▸ **Entries from a dataset**:
______________________________

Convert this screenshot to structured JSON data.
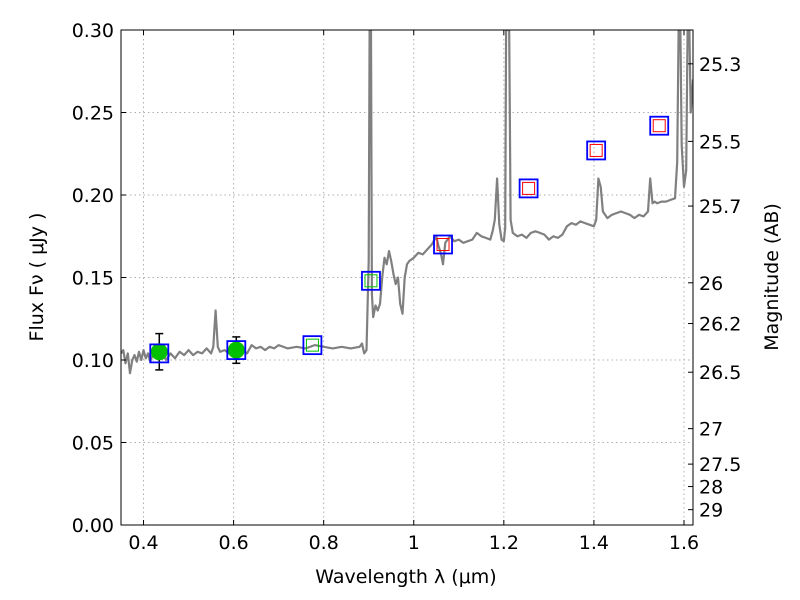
{
  "chart_data": {
    "type": "line",
    "xlabel": "Wavelength  λ (μm)",
    "ylabel": "Flux  Fν  ( μJy )",
    "y2label": "Magnitude (AB)",
    "xlim": [
      0.35,
      1.62
    ],
    "ylim": [
      0.0,
      0.3
    ],
    "grid": true,
    "x_ticks": [
      0.4,
      0.6,
      0.8,
      1.0,
      1.2,
      1.4,
      1.6
    ],
    "x_tick_labels": [
      "0.4",
      "0.6",
      "0.8",
      "1",
      "1.2",
      "1.4",
      "1.6"
    ],
    "y_ticks": [
      0.0,
      0.05,
      0.1,
      0.15,
      0.2,
      0.25,
      0.3
    ],
    "y_tick_labels": [
      "0.00",
      "0.05",
      "0.10",
      "0.15",
      "0.20",
      "0.25",
      "0.30"
    ],
    "y2_ticks": [
      {
        "label": "25.3",
        "flux": 0.2795
      },
      {
        "label": "25.5",
        "flux": 0.2325
      },
      {
        "label": "25.7",
        "flux": 0.1933
      },
      {
        "label": "26",
        "flux": 0.1468
      },
      {
        "label": "26.2",
        "flux": 0.1221
      },
      {
        "label": "26.5",
        "flux": 0.0926
      },
      {
        "label": "27",
        "flux": 0.0584
      },
      {
        "label": "27.5",
        "flux": 0.0369
      },
      {
        "label": "28",
        "flux": 0.0233
      },
      {
        "label": "29",
        "flux": 0.0093
      }
    ],
    "colors": {
      "spectrum": "#808080",
      "observed": "#00c000",
      "model_box": "#0000ff",
      "inner_green": "#00c000",
      "inner_red": "#ff0000",
      "grid": "#b0b0b0",
      "errorbar": "#000000"
    },
    "spectrum": [
      [
        0.35,
        0.104
      ],
      [
        0.355,
        0.106
      ],
      [
        0.36,
        0.098
      ],
      [
        0.365,
        0.104
      ],
      [
        0.37,
        0.092
      ],
      [
        0.375,
        0.1
      ],
      [
        0.38,
        0.103
      ],
      [
        0.385,
        0.099
      ],
      [
        0.39,
        0.105
      ],
      [
        0.395,
        0.1
      ],
      [
        0.4,
        0.106
      ],
      [
        0.405,
        0.101
      ],
      [
        0.41,
        0.104
      ],
      [
        0.415,
        0.099
      ],
      [
        0.42,
        0.103
      ],
      [
        0.43,
        0.102
      ],
      [
        0.44,
        0.105
      ],
      [
        0.45,
        0.1
      ],
      [
        0.46,
        0.104
      ],
      [
        0.47,
        0.101
      ],
      [
        0.48,
        0.105
      ],
      [
        0.49,
        0.103
      ],
      [
        0.5,
        0.106
      ],
      [
        0.51,
        0.103
      ],
      [
        0.52,
        0.105
      ],
      [
        0.53,
        0.104
      ],
      [
        0.54,
        0.107
      ],
      [
        0.55,
        0.104
      ],
      [
        0.555,
        0.108
      ],
      [
        0.56,
        0.13
      ],
      [
        0.565,
        0.108
      ],
      [
        0.57,
        0.105
      ],
      [
        0.58,
        0.106
      ],
      [
        0.59,
        0.104
      ],
      [
        0.6,
        0.107
      ],
      [
        0.61,
        0.105
      ],
      [
        0.62,
        0.106
      ],
      [
        0.63,
        0.104
      ],
      [
        0.64,
        0.109
      ],
      [
        0.65,
        0.107
      ],
      [
        0.66,
        0.108
      ],
      [
        0.67,
        0.106
      ],
      [
        0.68,
        0.108
      ],
      [
        0.69,
        0.107
      ],
      [
        0.7,
        0.109
      ],
      [
        0.72,
        0.107
      ],
      [
        0.74,
        0.108
      ],
      [
        0.76,
        0.107
      ],
      [
        0.78,
        0.109
      ],
      [
        0.8,
        0.108
      ],
      [
        0.82,
        0.107
      ],
      [
        0.84,
        0.108
      ],
      [
        0.86,
        0.107
      ],
      [
        0.88,
        0.108
      ],
      [
        0.885,
        0.11
      ],
      [
        0.89,
        0.104
      ],
      [
        0.895,
        0.106
      ],
      [
        0.9,
        0.16
      ],
      [
        0.902,
        0.3
      ],
      [
        0.905,
        0.3
      ],
      [
        0.907,
        0.14
      ],
      [
        0.91,
        0.126
      ],
      [
        0.915,
        0.133
      ],
      [
        0.92,
        0.13
      ],
      [
        0.925,
        0.134
      ],
      [
        0.93,
        0.15
      ],
      [
        0.935,
        0.162
      ],
      [
        0.94,
        0.158
      ],
      [
        0.945,
        0.166
      ],
      [
        0.95,
        0.16
      ],
      [
        0.955,
        0.152
      ],
      [
        0.96,
        0.146
      ],
      [
        0.965,
        0.15
      ],
      [
        0.97,
        0.134
      ],
      [
        0.975,
        0.128
      ],
      [
        0.98,
        0.15
      ],
      [
        0.985,
        0.158
      ],
      [
        0.99,
        0.16
      ],
      [
        1.0,
        0.162
      ],
      [
        1.01,
        0.165
      ],
      [
        1.02,
        0.164
      ],
      [
        1.03,
        0.167
      ],
      [
        1.04,
        0.17
      ],
      [
        1.05,
        0.175
      ],
      [
        1.055,
        0.169
      ],
      [
        1.06,
        0.165
      ],
      [
        1.065,
        0.158
      ],
      [
        1.07,
        0.171
      ],
      [
        1.08,
        0.175
      ],
      [
        1.09,
        0.172
      ],
      [
        1.1,
        0.173
      ],
      [
        1.11,
        0.171
      ],
      [
        1.12,
        0.172
      ],
      [
        1.13,
        0.173
      ],
      [
        1.14,
        0.177
      ],
      [
        1.15,
        0.175
      ],
      [
        1.16,
        0.174
      ],
      [
        1.17,
        0.173
      ],
      [
        1.175,
        0.178
      ],
      [
        1.18,
        0.185
      ],
      [
        1.185,
        0.21
      ],
      [
        1.19,
        0.182
      ],
      [
        1.195,
        0.173
      ],
      [
        1.2,
        0.172
      ],
      [
        1.203,
        0.18
      ],
      [
        1.205,
        0.3
      ],
      [
        1.212,
        0.3
      ],
      [
        1.215,
        0.185
      ],
      [
        1.22,
        0.177
      ],
      [
        1.23,
        0.175
      ],
      [
        1.24,
        0.176
      ],
      [
        1.25,
        0.174
      ],
      [
        1.26,
        0.177
      ],
      [
        1.27,
        0.178
      ],
      [
        1.28,
        0.177
      ],
      [
        1.29,
        0.176
      ],
      [
        1.3,
        0.173
      ],
      [
        1.31,
        0.175
      ],
      [
        1.32,
        0.174
      ],
      [
        1.33,
        0.176
      ],
      [
        1.34,
        0.181
      ],
      [
        1.35,
        0.183
      ],
      [
        1.36,
        0.182
      ],
      [
        1.37,
        0.184
      ],
      [
        1.38,
        0.183
      ],
      [
        1.39,
        0.182
      ],
      [
        1.4,
        0.181
      ],
      [
        1.405,
        0.185
      ],
      [
        1.41,
        0.21
      ],
      [
        1.415,
        0.205
      ],
      [
        1.42,
        0.19
      ],
      [
        1.43,
        0.186
      ],
      [
        1.44,
        0.188
      ],
      [
        1.45,
        0.189
      ],
      [
        1.46,
        0.19
      ],
      [
        1.47,
        0.189
      ],
      [
        1.48,
        0.188
      ],
      [
        1.49,
        0.186
      ],
      [
        1.5,
        0.188
      ],
      [
        1.51,
        0.187
      ],
      [
        1.52,
        0.19
      ],
      [
        1.525,
        0.21
      ],
      [
        1.53,
        0.195
      ],
      [
        1.535,
        0.196
      ],
      [
        1.54,
        0.195
      ],
      [
        1.55,
        0.196
      ],
      [
        1.56,
        0.196
      ],
      [
        1.57,
        0.197
      ],
      [
        1.58,
        0.198
      ],
      [
        1.585,
        0.22
      ],
      [
        1.588,
        0.3
      ],
      [
        1.592,
        0.3
      ],
      [
        1.595,
        0.23
      ],
      [
        1.6,
        0.205
      ],
      [
        1.605,
        0.215
      ],
      [
        1.608,
        0.3
      ],
      [
        1.612,
        0.3
      ],
      [
        1.615,
        0.25
      ],
      [
        1.62,
        0.27
      ]
    ],
    "observed_points": [
      {
        "x": 0.435,
        "y": 0.105,
        "err": 0.011
      },
      {
        "x": 0.606,
        "y": 0.106,
        "err": 0.008
      }
    ],
    "model_points": [
      {
        "x": 0.435,
        "y": 0.104,
        "inner": "none"
      },
      {
        "x": 0.606,
        "y": 0.106,
        "inner": "none"
      },
      {
        "x": 0.775,
        "y": 0.109,
        "inner": "green"
      },
      {
        "x": 0.905,
        "y": 0.148,
        "inner": "green"
      },
      {
        "x": 1.065,
        "y": 0.17,
        "inner": "red"
      },
      {
        "x": 1.255,
        "y": 0.204,
        "inner": "red"
      },
      {
        "x": 1.405,
        "y": 0.227,
        "inner": "red"
      },
      {
        "x": 1.545,
        "y": 0.242,
        "inner": "red"
      }
    ]
  }
}
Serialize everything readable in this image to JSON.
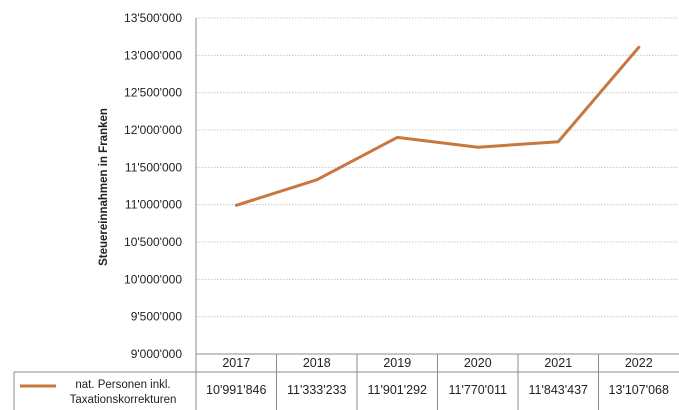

______________________________

▸ **WHAT YOU WILL DO**:
Pull every line containing "JSON" out of the records.

▸ **FULL ANSWER**:
Convert this screenshot to structured JSON data.
Serialize everything readable in this image to JSON.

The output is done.